Stored records
********
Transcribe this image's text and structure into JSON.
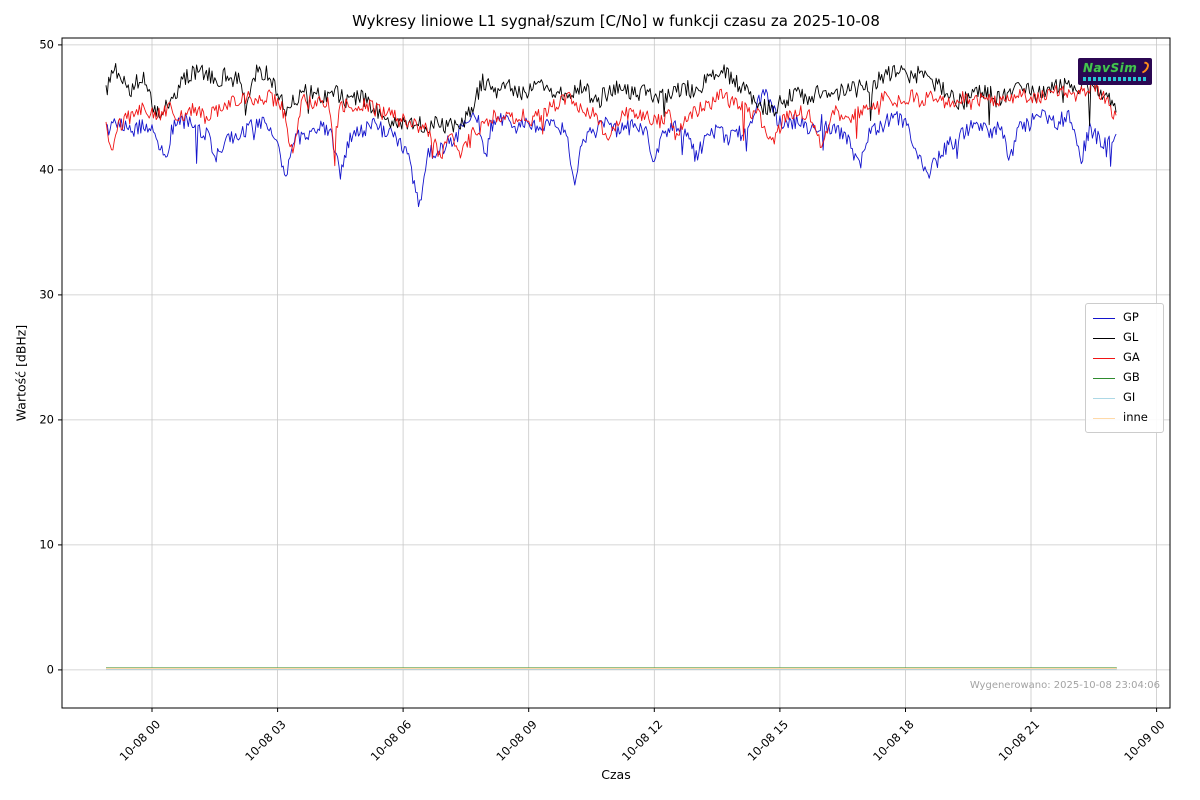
{
  "title": "Wykresy liniowe L1 sygnał/szum [C/No] w funkcji czasu za 2025-10-08",
  "axes": {
    "xlabel": "Czas",
    "ylabel": "Wartość [dBHz]",
    "x_tick_hours": [
      0,
      3,
      6,
      9,
      12,
      15,
      18,
      21,
      24
    ],
    "x_tick_labels": [
      "10-08 00",
      "10-08 03",
      "10-08 06",
      "10-08 09",
      "10-08 12",
      "10-08 15",
      "10-08 18",
      "10-08 21",
      "10-09 00"
    ],
    "y_ticks": [
      0,
      10,
      20,
      30,
      40,
      50
    ],
    "xlim_hours": [
      -2.15,
      24.32
    ],
    "ylim": [
      -3.05,
      50.55
    ],
    "grid": true,
    "grid_color": "#c8c8c8",
    "spine_color": "#000000"
  },
  "legend": {
    "position": "center-right",
    "entries": [
      "GP",
      "GL",
      "GA",
      "GB",
      "GI",
      "inne"
    ]
  },
  "watermark": "Wygenerowano: 2025-10-08 23:04:06",
  "logo": {
    "text": "NavSim",
    "bg_color": "#2b0752",
    "text_color": "#45c24f",
    "accent_color": "#ff8c1a",
    "subtext_color": "#27c7d4"
  },
  "chart_data": {
    "type": "line",
    "x_unit": "hours since 2025-10-08 00:00",
    "title": "Wykresy liniowe L1 sygnał/szum [C/No] w funkcji czasu za 2025-10-08",
    "xlabel": "Czas",
    "ylabel": "Wartość [dBHz]",
    "xlim": [
      -2.15,
      24.32
    ],
    "ylim": [
      -3.05,
      50.55
    ],
    "legend_position": "center-right",
    "series": [
      {
        "name": "GP",
        "color": "#1414cc",
        "noise_amplitude": 0.65,
        "points": [
          [
            -1.1,
            43.3
          ],
          [
            -0.8,
            43.8
          ],
          [
            -0.5,
            43.2
          ],
          [
            -0.2,
            43.6
          ],
          [
            0.1,
            43.0
          ],
          [
            0.3,
            40.7
          ],
          [
            0.5,
            43.4
          ],
          [
            0.8,
            43.9
          ],
          [
            1.1,
            43.3
          ],
          [
            1.4,
            42.6
          ],
          [
            1.5,
            40.5
          ],
          [
            1.7,
            42.2
          ],
          [
            2.0,
            42.8
          ],
          [
            2.3,
            43.4
          ],
          [
            2.6,
            43.9
          ],
          [
            2.9,
            43.2
          ],
          [
            3.2,
            39.3
          ],
          [
            3.4,
            42.4
          ],
          [
            3.7,
            43.0
          ],
          [
            4.0,
            43.5
          ],
          [
            4.3,
            42.6
          ],
          [
            4.5,
            39.9
          ],
          [
            4.7,
            42.4
          ],
          [
            5.0,
            43.0
          ],
          [
            5.3,
            43.6
          ],
          [
            5.6,
            43.0
          ],
          [
            5.9,
            42.4
          ],
          [
            6.1,
            41.5
          ],
          [
            6.4,
            37.0
          ],
          [
            6.6,
            41.3
          ],
          [
            6.9,
            41.8
          ],
          [
            7.2,
            42.4
          ],
          [
            7.5,
            43.6
          ],
          [
            7.8,
            44.3
          ],
          [
            7.95,
            40.5
          ],
          [
            8.1,
            43.6
          ],
          [
            8.4,
            44.0
          ],
          [
            8.7,
            43.4
          ],
          [
            9.0,
            43.8
          ],
          [
            9.3,
            43.2
          ],
          [
            9.6,
            43.7
          ],
          [
            9.9,
            43.0
          ],
          [
            10.1,
            38.5
          ],
          [
            10.3,
            42.6
          ],
          [
            10.6,
            43.2
          ],
          [
            10.9,
            43.7
          ],
          [
            11.2,
            43.1
          ],
          [
            11.5,
            43.6
          ],
          [
            11.8,
            42.9
          ],
          [
            12.0,
            40.8
          ],
          [
            12.2,
            42.7
          ],
          [
            12.5,
            43.3
          ],
          [
            12.8,
            42.8
          ],
          [
            13.0,
            40.9
          ],
          [
            13.2,
            42.6
          ],
          [
            13.5,
            43.1
          ],
          [
            13.8,
            42.5
          ],
          [
            14.1,
            43.0
          ],
          [
            14.4,
            44.6
          ],
          [
            14.6,
            46.3
          ],
          [
            14.8,
            44.9
          ],
          [
            15.1,
            43.4
          ],
          [
            15.4,
            43.9
          ],
          [
            15.7,
            43.3
          ],
          [
            16.0,
            43.8
          ],
          [
            16.3,
            43.1
          ],
          [
            16.6,
            42.6
          ],
          [
            16.9,
            40.3
          ],
          [
            17.1,
            42.8
          ],
          [
            17.4,
            43.4
          ],
          [
            17.7,
            44.4
          ],
          [
            18.0,
            43.6
          ],
          [
            18.3,
            41.2
          ],
          [
            18.5,
            39.4
          ],
          [
            18.8,
            41.0
          ],
          [
            19.1,
            42.2
          ],
          [
            19.4,
            43.0
          ],
          [
            19.7,
            43.6
          ],
          [
            20.0,
            43.0
          ],
          [
            20.3,
            43.5
          ],
          [
            20.5,
            40.9
          ],
          [
            20.7,
            43.2
          ],
          [
            21.0,
            43.8
          ],
          [
            21.3,
            44.4
          ],
          [
            21.6,
            43.8
          ],
          [
            21.9,
            44.3
          ],
          [
            22.2,
            40.9
          ],
          [
            22.4,
            43.4
          ],
          [
            22.6,
            42.6
          ],
          [
            22.8,
            41.9
          ],
          [
            23.05,
            43.4
          ]
        ]
      },
      {
        "name": "GL",
        "color": "#000000",
        "noise_amplitude": 0.7,
        "points": [
          [
            -1.1,
            46.2
          ],
          [
            -0.9,
            48.2
          ],
          [
            -0.7,
            47.3
          ],
          [
            -0.5,
            46.5
          ],
          [
            -0.2,
            47.6
          ],
          [
            0.0,
            45.2
          ],
          [
            0.2,
            44.6
          ],
          [
            0.5,
            46.0
          ],
          [
            0.8,
            47.4
          ],
          [
            1.2,
            47.9
          ],
          [
            1.5,
            47.2
          ],
          [
            1.8,
            47.6
          ],
          [
            2.1,
            47.0
          ],
          [
            2.25,
            44.7
          ],
          [
            2.4,
            47.6
          ],
          [
            2.7,
            47.9
          ],
          [
            3.0,
            46.2
          ],
          [
            3.2,
            44.8
          ],
          [
            3.5,
            45.9
          ],
          [
            3.8,
            46.4
          ],
          [
            4.1,
            45.6
          ],
          [
            4.4,
            46.1
          ],
          [
            4.7,
            45.4
          ],
          [
            5.0,
            45.8
          ],
          [
            5.3,
            44.9
          ],
          [
            5.6,
            43.9
          ],
          [
            5.9,
            43.6
          ],
          [
            6.2,
            43.8
          ],
          [
            6.5,
            43.5
          ],
          [
            6.8,
            44.0
          ],
          [
            7.1,
            43.4
          ],
          [
            7.4,
            43.8
          ],
          [
            7.6,
            44.5
          ],
          [
            7.9,
            47.0
          ],
          [
            8.2,
            46.3
          ],
          [
            8.5,
            46.6
          ],
          [
            8.8,
            46.1
          ],
          [
            9.1,
            46.6
          ],
          [
            9.4,
            46.8
          ],
          [
            9.7,
            46.0
          ],
          [
            10.0,
            46.3
          ],
          [
            10.3,
            46.6
          ],
          [
            10.6,
            45.4
          ],
          [
            10.9,
            46.2
          ],
          [
            11.2,
            46.6
          ],
          [
            11.5,
            46.0
          ],
          [
            11.8,
            46.4
          ],
          [
            12.1,
            45.6
          ],
          [
            12.4,
            46.3
          ],
          [
            12.7,
            46.6
          ],
          [
            13.0,
            46.2
          ],
          [
            13.3,
            47.6
          ],
          [
            13.6,
            47.9
          ],
          [
            13.9,
            47.2
          ],
          [
            14.2,
            46.4
          ],
          [
            14.5,
            45.2
          ],
          [
            14.8,
            44.8
          ],
          [
            15.1,
            45.6
          ],
          [
            15.4,
            46.2
          ],
          [
            15.7,
            45.8
          ],
          [
            16.0,
            46.4
          ],
          [
            16.3,
            46.0
          ],
          [
            16.6,
            46.6
          ],
          [
            16.9,
            47.2
          ],
          [
            17.2,
            46.6
          ],
          [
            17.5,
            47.6
          ],
          [
            17.8,
            48.0
          ],
          [
            18.1,
            47.2
          ],
          [
            18.4,
            47.8
          ],
          [
            18.7,
            46.8
          ],
          [
            19.0,
            46.2
          ],
          [
            19.3,
            45.4
          ],
          [
            19.6,
            45.8
          ],
          [
            19.9,
            46.3
          ],
          [
            20.2,
            45.6
          ],
          [
            20.5,
            46.1
          ],
          [
            20.8,
            46.5
          ],
          [
            21.1,
            46.0
          ],
          [
            21.4,
            46.4
          ],
          [
            21.7,
            46.8
          ],
          [
            22.0,
            46.3
          ],
          [
            22.3,
            47.0
          ],
          [
            22.6,
            46.4
          ],
          [
            22.8,
            45.6
          ],
          [
            23.05,
            45.2
          ]
        ]
      },
      {
        "name": "GA",
        "color": "#f01414",
        "noise_amplitude": 0.6,
        "points": [
          [
            -1.1,
            43.9
          ],
          [
            -0.95,
            40.8
          ],
          [
            -0.8,
            43.6
          ],
          [
            -0.5,
            44.3
          ],
          [
            -0.2,
            44.9
          ],
          [
            0.1,
            44.4
          ],
          [
            0.4,
            44.9
          ],
          [
            0.7,
            44.3
          ],
          [
            1.0,
            44.8
          ],
          [
            1.3,
            44.2
          ],
          [
            1.6,
            44.7
          ],
          [
            1.9,
            45.3
          ],
          [
            2.2,
            45.9
          ],
          [
            2.5,
            45.4
          ],
          [
            2.8,
            45.8
          ],
          [
            3.1,
            45.2
          ],
          [
            3.35,
            41.6
          ],
          [
            3.6,
            45.6
          ],
          [
            3.9,
            45.2
          ],
          [
            4.2,
            45.7
          ],
          [
            4.35,
            42.2
          ],
          [
            4.5,
            45.3
          ],
          [
            4.8,
            45.0
          ],
          [
            5.1,
            45.4
          ],
          [
            5.4,
            44.7
          ],
          [
            5.7,
            44.4
          ],
          [
            6.0,
            44.0
          ],
          [
            6.3,
            43.6
          ],
          [
            6.6,
            43.2
          ],
          [
            6.9,
            40.9
          ],
          [
            7.1,
            43.0
          ],
          [
            7.35,
            41.3
          ],
          [
            7.6,
            42.8
          ],
          [
            7.9,
            43.6
          ],
          [
            8.2,
            44.4
          ],
          [
            8.5,
            44.0
          ],
          [
            8.8,
            44.5
          ],
          [
            9.1,
            44.0
          ],
          [
            9.4,
            44.6
          ],
          [
            9.7,
            45.3
          ],
          [
            10.0,
            45.7
          ],
          [
            10.3,
            44.9
          ],
          [
            10.6,
            44.4
          ],
          [
            10.9,
            42.2
          ],
          [
            11.2,
            44.3
          ],
          [
            11.5,
            44.8
          ],
          [
            11.8,
            44.3
          ],
          [
            12.1,
            43.9
          ],
          [
            12.4,
            44.4
          ],
          [
            12.55,
            42.3
          ],
          [
            12.7,
            44.2
          ],
          [
            13.0,
            44.7
          ],
          [
            13.3,
            45.3
          ],
          [
            13.6,
            45.9
          ],
          [
            13.9,
            45.3
          ],
          [
            14.2,
            44.8
          ],
          [
            14.5,
            44.4
          ],
          [
            14.8,
            41.9
          ],
          [
            15.1,
            44.3
          ],
          [
            15.4,
            44.8
          ],
          [
            15.7,
            44.4
          ],
          [
            16.0,
            42.1
          ],
          [
            16.3,
            44.6
          ],
          [
            16.6,
            44.2
          ],
          [
            16.9,
            44.7
          ],
          [
            17.2,
            45.3
          ],
          [
            17.5,
            45.8
          ],
          [
            17.8,
            45.4
          ],
          [
            18.1,
            45.9
          ],
          [
            18.4,
            45.5
          ],
          [
            18.7,
            45.9
          ],
          [
            19.0,
            45.4
          ],
          [
            19.3,
            45.8
          ],
          [
            19.6,
            45.3
          ],
          [
            19.9,
            45.7
          ],
          [
            20.2,
            45.2
          ],
          [
            20.5,
            45.7
          ],
          [
            20.8,
            46.1
          ],
          [
            21.1,
            45.6
          ],
          [
            21.4,
            46.0
          ],
          [
            21.7,
            46.3
          ],
          [
            22.0,
            45.8
          ],
          [
            22.3,
            46.4
          ],
          [
            22.5,
            46.8
          ],
          [
            22.7,
            45.9
          ],
          [
            22.9,
            44.9
          ],
          [
            23.05,
            44.3
          ]
        ]
      },
      {
        "name": "GB",
        "color": "#2e8b2e",
        "noise_amplitude": 0,
        "points": [
          [
            -1.1,
            0.16
          ],
          [
            23.05,
            0.16
          ]
        ]
      },
      {
        "name": "GI",
        "color": "#add8e6",
        "noise_amplitude": 0,
        "points": [
          [
            -1.1,
            0.08
          ],
          [
            23.05,
            0.08
          ]
        ]
      },
      {
        "name": "inne",
        "color": "#ffd9a8",
        "noise_amplitude": 0,
        "points": [
          [
            -1.1,
            0.12
          ],
          [
            23.05,
            0.12
          ]
        ]
      }
    ]
  }
}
********
Task: All lines holding the word "name" should be picked out and copied.

The completed task:
        "name": "GP",
        "name": "GL",
        "name": "GA",
        "name": "GB",
        "name": "GI",
        "name": "inne",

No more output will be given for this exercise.